_Task brief_. Make an exact copy of the records, dropping all pictures.

---------- Records supplied

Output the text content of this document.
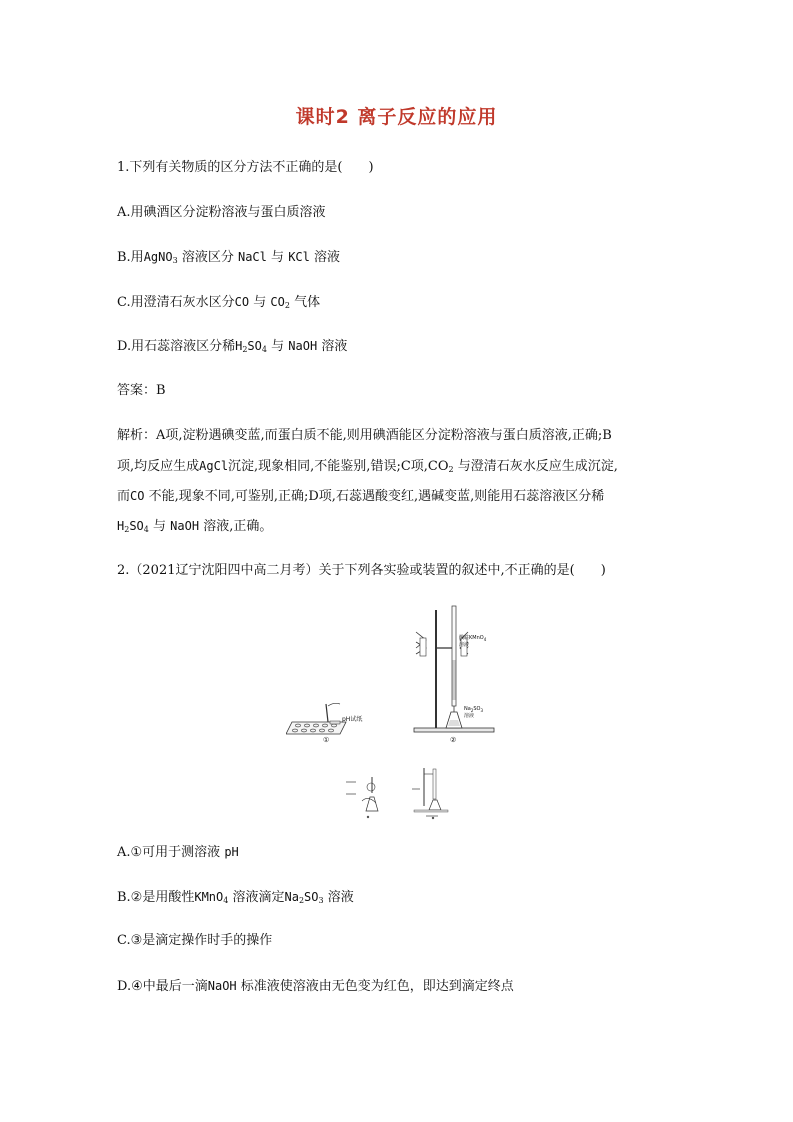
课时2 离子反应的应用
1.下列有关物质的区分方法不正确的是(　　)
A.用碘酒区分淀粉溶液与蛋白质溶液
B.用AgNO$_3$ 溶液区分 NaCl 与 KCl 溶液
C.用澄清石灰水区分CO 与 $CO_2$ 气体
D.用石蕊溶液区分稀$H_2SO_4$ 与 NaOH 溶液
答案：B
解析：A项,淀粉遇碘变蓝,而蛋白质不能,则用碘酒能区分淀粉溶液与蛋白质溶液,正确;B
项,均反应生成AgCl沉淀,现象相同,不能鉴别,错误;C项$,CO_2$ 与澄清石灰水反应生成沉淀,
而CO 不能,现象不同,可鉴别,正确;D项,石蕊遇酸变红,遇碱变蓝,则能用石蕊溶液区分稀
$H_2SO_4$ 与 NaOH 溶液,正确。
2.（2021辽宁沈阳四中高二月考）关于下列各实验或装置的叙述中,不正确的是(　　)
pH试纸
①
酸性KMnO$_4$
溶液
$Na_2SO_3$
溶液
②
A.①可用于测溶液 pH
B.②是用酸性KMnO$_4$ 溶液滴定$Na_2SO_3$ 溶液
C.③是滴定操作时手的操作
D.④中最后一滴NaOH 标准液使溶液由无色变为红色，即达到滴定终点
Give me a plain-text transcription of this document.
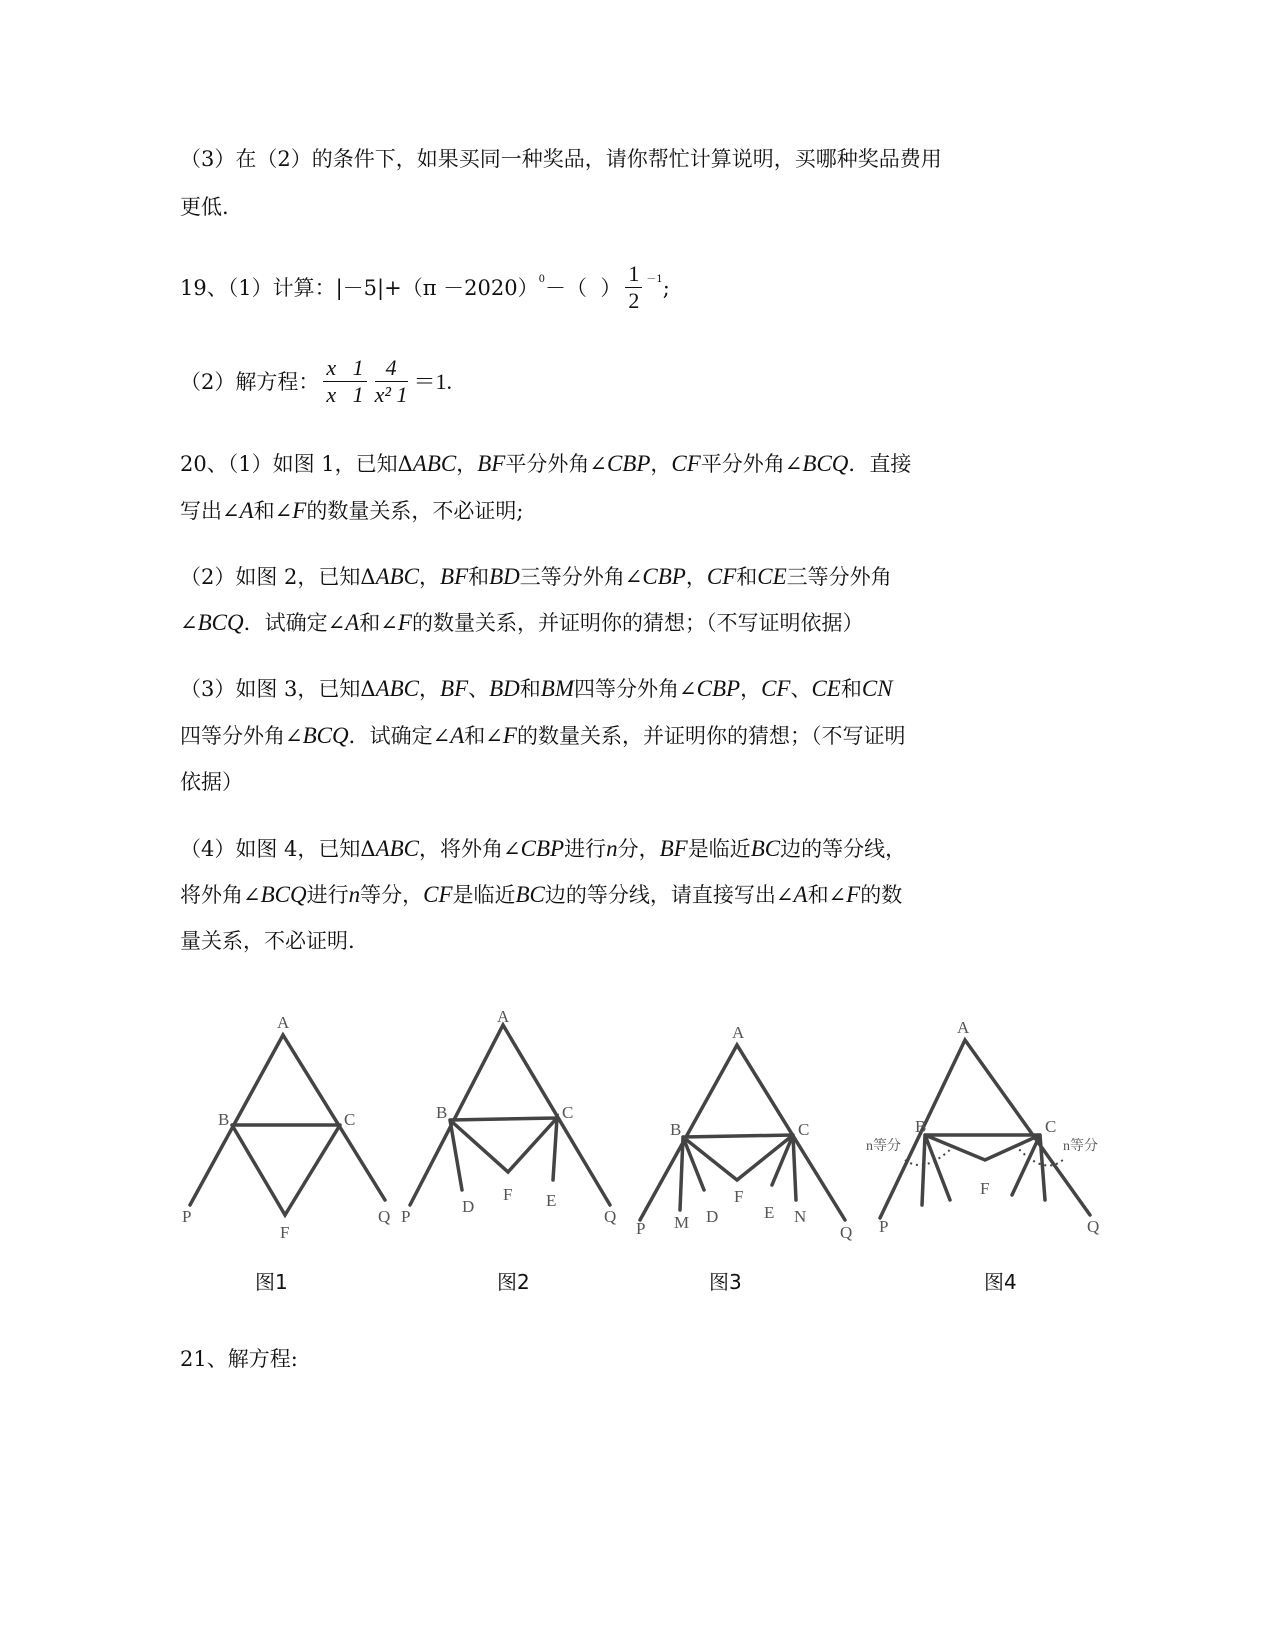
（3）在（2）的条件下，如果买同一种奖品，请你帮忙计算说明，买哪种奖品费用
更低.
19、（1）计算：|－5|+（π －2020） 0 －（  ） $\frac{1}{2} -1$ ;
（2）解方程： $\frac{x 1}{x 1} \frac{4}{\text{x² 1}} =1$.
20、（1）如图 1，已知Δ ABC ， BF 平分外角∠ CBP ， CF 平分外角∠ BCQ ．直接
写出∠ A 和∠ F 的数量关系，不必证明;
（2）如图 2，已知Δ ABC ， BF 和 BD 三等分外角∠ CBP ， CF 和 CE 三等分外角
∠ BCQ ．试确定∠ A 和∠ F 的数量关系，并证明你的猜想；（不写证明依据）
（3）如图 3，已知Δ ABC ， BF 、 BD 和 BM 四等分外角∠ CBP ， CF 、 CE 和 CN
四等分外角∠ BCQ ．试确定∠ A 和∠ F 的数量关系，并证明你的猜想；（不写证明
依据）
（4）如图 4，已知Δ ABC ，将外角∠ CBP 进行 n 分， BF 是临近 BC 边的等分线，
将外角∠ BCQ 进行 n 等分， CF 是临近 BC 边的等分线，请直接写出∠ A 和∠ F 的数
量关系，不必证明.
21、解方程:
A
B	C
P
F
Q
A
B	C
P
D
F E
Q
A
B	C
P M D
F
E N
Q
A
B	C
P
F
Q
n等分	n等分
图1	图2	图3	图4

--------------------

_Exercise response_.
Output the text content of this document.
课时2 离子反应的应用
1.下列有关物质的区分方法不正确的是(　　)
A.用碘酒区分淀粉溶液与蛋白质溶液
B.用AgNO$_3$ 溶液区分 NaCl 与 KCl 溶液
C.用澄清石灰水区分CO 与 $CO_2$ 气体
D.用石蕊溶液区分稀$H_2SO_4$ 与 NaOH 溶液
答案：B
解析：A项,淀粉遇碘变蓝,而蛋白质不能,则用碘酒能区分淀粉溶液与蛋白质溶液,正确;B
项,均反应生成AgCl沉淀,现象相同,不能鉴别,错误;C项$,CO_2$ 与澄清石灰水反应生成沉淀,
而CO 不能,现象不同,可鉴别,正确;D项,石蕊遇酸变红,遇碱变蓝,则能用石蕊溶液区分稀
$H_2SO_4$ 与 NaOH 溶液,正确。
2.（2021辽宁沈阳四中高二月考）关于下列各实验或装置的叙述中,不正确的是(　　)
pH试纸
①
酸性KMnO$_4$
溶液
$Na_2SO_3$
溶液
②
A.①可用于测溶液 pH
B.②是用酸性KMnO$_4$ 溶液滴定$Na_2SO_3$ 溶液
C.③是滴定操作时手的操作
D.④中最后一滴NaOH 标准液使溶液由无色变为红色，即达到滴定终点
Give me a plain-text transcription of this document.
（3）在（2）的条件下，如果买同一种奖品，请你帮忙计算说明，买哪种奖品费用
更低.
19、（1）计算：|－5|+（π －2020） 0 －（  ） $\frac{1}{2} -1$ ;
（2）解方程： $\frac{x 1}{x 1} \frac{4}{\text{x² 1}} =1$.
20、（1）如图 1，已知Δ ABC ， BF 平分外角∠ CBP ， CF 平分外角∠ BCQ ．直接
写出∠ A 和∠ F 的数量关系，不必证明;
（2）如图 2，已知Δ ABC ， BF 和 BD 三等分外角∠ CBP ， CF 和 CE 三等分外角
∠ BCQ ．试确定∠ A 和∠ F 的数量关系，并证明你的猜想；（不写证明依据）
（3）如图 3，已知Δ ABC ， BF 、 BD 和 BM 四等分外角∠ CBP ， CF 、 CE 和 CN
四等分外角∠ BCQ ．试确定∠ A 和∠ F 的数量关系，并证明你的猜想；（不写证明
依据）
（4）如图 4，已知Δ ABC ，将外角∠ CBP 进行 n 分， BF 是临近 BC 边的等分线，
将外角∠ BCQ 进行 n 等分， CF 是临近 BC 边的等分线，请直接写出∠ A 和∠ F 的数
量关系，不必证明.
21、解方程:
A
B	C
P
F
Q
A
B	C
P
D
F E
Q
A
B	C
P M D
F
E N
Q
A
B	C
P
F
Q
n等分	n等分
图1	图2	图3	图4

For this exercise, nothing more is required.